▶ _Exercise goal_: Set down the full listing exactly, character for character.

####################

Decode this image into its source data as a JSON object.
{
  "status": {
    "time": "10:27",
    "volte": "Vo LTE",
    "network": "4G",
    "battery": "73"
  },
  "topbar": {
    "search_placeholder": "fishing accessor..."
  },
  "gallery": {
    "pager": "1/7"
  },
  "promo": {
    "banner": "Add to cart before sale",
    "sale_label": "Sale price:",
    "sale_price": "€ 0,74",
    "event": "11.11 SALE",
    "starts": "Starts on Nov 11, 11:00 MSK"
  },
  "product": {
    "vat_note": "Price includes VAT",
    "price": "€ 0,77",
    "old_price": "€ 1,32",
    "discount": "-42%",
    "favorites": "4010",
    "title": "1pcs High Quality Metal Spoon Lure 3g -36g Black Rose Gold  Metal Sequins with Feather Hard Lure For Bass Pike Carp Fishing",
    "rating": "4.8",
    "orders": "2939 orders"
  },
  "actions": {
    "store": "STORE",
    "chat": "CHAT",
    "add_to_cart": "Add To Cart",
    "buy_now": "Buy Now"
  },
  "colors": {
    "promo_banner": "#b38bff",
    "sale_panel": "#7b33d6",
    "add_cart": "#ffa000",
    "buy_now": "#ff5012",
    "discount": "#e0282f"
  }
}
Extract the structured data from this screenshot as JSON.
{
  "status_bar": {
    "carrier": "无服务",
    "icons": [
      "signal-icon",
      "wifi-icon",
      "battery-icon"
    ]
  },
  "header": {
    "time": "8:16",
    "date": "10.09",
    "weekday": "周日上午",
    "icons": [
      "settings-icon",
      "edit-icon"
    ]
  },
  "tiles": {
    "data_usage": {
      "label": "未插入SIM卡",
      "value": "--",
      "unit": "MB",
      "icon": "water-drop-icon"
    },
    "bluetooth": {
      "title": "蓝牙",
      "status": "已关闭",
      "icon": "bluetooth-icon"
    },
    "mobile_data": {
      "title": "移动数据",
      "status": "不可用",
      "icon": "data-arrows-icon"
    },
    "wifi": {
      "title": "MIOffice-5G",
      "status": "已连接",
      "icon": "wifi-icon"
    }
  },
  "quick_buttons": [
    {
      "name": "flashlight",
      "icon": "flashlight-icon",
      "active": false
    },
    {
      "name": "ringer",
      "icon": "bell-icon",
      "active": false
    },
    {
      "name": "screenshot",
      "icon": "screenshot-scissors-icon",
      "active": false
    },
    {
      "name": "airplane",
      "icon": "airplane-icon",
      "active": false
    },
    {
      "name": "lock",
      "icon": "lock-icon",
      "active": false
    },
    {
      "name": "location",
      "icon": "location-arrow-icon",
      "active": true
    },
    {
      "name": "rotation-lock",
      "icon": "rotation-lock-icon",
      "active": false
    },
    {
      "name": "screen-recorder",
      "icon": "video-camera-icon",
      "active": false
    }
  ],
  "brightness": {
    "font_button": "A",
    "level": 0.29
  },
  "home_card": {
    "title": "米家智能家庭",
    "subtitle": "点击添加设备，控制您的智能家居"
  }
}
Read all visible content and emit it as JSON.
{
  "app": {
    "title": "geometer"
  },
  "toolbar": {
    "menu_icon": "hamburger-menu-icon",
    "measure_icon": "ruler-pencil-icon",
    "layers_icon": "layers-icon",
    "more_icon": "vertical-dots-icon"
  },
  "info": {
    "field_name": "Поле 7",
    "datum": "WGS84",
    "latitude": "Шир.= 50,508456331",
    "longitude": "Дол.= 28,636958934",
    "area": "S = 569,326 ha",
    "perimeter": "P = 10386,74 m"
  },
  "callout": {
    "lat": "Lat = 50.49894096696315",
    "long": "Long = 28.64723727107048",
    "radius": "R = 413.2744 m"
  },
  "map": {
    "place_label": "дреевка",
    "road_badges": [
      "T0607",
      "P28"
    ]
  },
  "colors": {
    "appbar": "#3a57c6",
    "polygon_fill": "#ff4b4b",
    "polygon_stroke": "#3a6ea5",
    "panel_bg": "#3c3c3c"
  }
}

####################

▶ _Response to the task_:
Decode this image into its source data as a JSON object.
{
  "status": {
    "time": "10:27",
    "volte": "Vo LTE",
    "network": "4G",
    "battery": "73"
  },
  "topbar": {
    "search_placeholder": "fishing accessor..."
  },
  "gallery": {
    "pager": "1/7"
  },
  "promo": {
    "banner": "Add to cart before sale",
    "sale_label": "Sale price:",
    "sale_price": "€ 0,74",
    "event": "11.11 SALE",
    "starts": "Starts on Nov 11, 11:00 MSK"
  },
  "product": {
    "vat_note": "Price includes VAT",
    "price": "€ 0,77",
    "old_price": "€ 1,32",
    "discount": "-42%",
    "favorites": "4010",
    "title": "1pcs High Quality Metal Spoon Lure 3g -36g Black Rose Gold  Metal Sequins with Feather Hard Lure For Bass Pike Carp Fishing",
    "rating": "4.8",
    "orders": "2939 orders"
  },
  "actions": {
    "store": "STORE",
    "chat": "CHAT",
    "add_to_cart": "Add To Cart",
    "buy_now": "Buy Now"
  },
  "colors": {
    "promo_banner": "#b38bff",
    "sale_panel": "#7b33d6",
    "add_cart": "#ffa000",
    "buy_now": "#ff5012",
    "discount": "#e0282f"
  }
}
Extract the structured data from this screenshot as JSON.
{
  "status_bar": {
    "carrier": "无服务",
    "icons": [
      "signal-icon",
      "wifi-icon",
      "battery-icon"
    ]
  },
  "header": {
    "time": "8:16",
    "date": "10.09",
    "weekday": "周日上午",
    "icons": [
      "settings-icon",
      "edit-icon"
    ]
  },
  "tiles": {
    "data_usage": {
      "label": "未插入SIM卡",
      "value": "--",
      "unit": "MB",
      "icon": "water-drop-icon"
    },
    "bluetooth": {
      "title": "蓝牙",
      "status": "已关闭",
      "icon": "bluetooth-icon"
    },
    "mobile_data": {
      "title": "移动数据",
      "status": "不可用",
      "icon": "data-arrows-icon"
    },
    "wifi": {
      "title": "MIOffice-5G",
      "status": "已连接",
      "icon": "wifi-icon"
    }
  },
  "quick_buttons": [
    {
      "name": "flashlight",
      "icon": "flashlight-icon",
      "active": false
    },
    {
      "name": "ringer",
      "icon": "bell-icon",
      "active": false
    },
    {
      "name": "screenshot",
      "icon": "screenshot-scissors-icon",
      "active": false
    },
    {
      "name": "airplane",
      "icon": "airplane-icon",
      "active": false
    },
    {
      "name": "lock",
      "icon": "lock-icon",
      "active": false
    },
    {
      "name": "location",
      "icon": "location-arrow-icon",
      "active": true
    },
    {
      "name": "rotation-lock",
      "icon": "rotation-lock-icon",
      "active": false
    },
    {
      "name": "screen-recorder",
      "icon": "video-camera-icon",
      "active": false
    }
  ],
  "brightness": {
    "font_button": "A",
    "level": 0.29
  },
  "home_card": {
    "title": "米家智能家庭",
    "subtitle": "点击添加设备，控制您的智能家居"
  }
}
Read all visible content and emit it as JSON.
{
  "app": {
    "title": "geometer"
  },
  "toolbar": {
    "menu_icon": "hamburger-menu-icon",
    "measure_icon": "ruler-pencil-icon",
    "layers_icon": "layers-icon",
    "more_icon": "vertical-dots-icon"
  },
  "info": {
    "field_name": "Поле 7",
    "datum": "WGS84",
    "latitude": "Шир.= 50,508456331",
    "longitude": "Дол.= 28,636958934",
    "area": "S = 569,326 ha",
    "perimeter": "P = 10386,74 m"
  },
  "callout": {
    "lat": "Lat = 50.49894096696315",
    "long": "Long = 28.64723727107048",
    "radius": "R = 413.2744 m"
  },
  "map": {
    "place_label": "дреевка",
    "road_badges": [
      "T0607",
      "P28"
    ]
  },
  "colors": {
    "appbar": "#3a57c6",
    "polygon_fill": "#ff4b4b",
    "polygon_stroke": "#3a6ea5",
    "panel_bg": "#3c3c3c"
  }
}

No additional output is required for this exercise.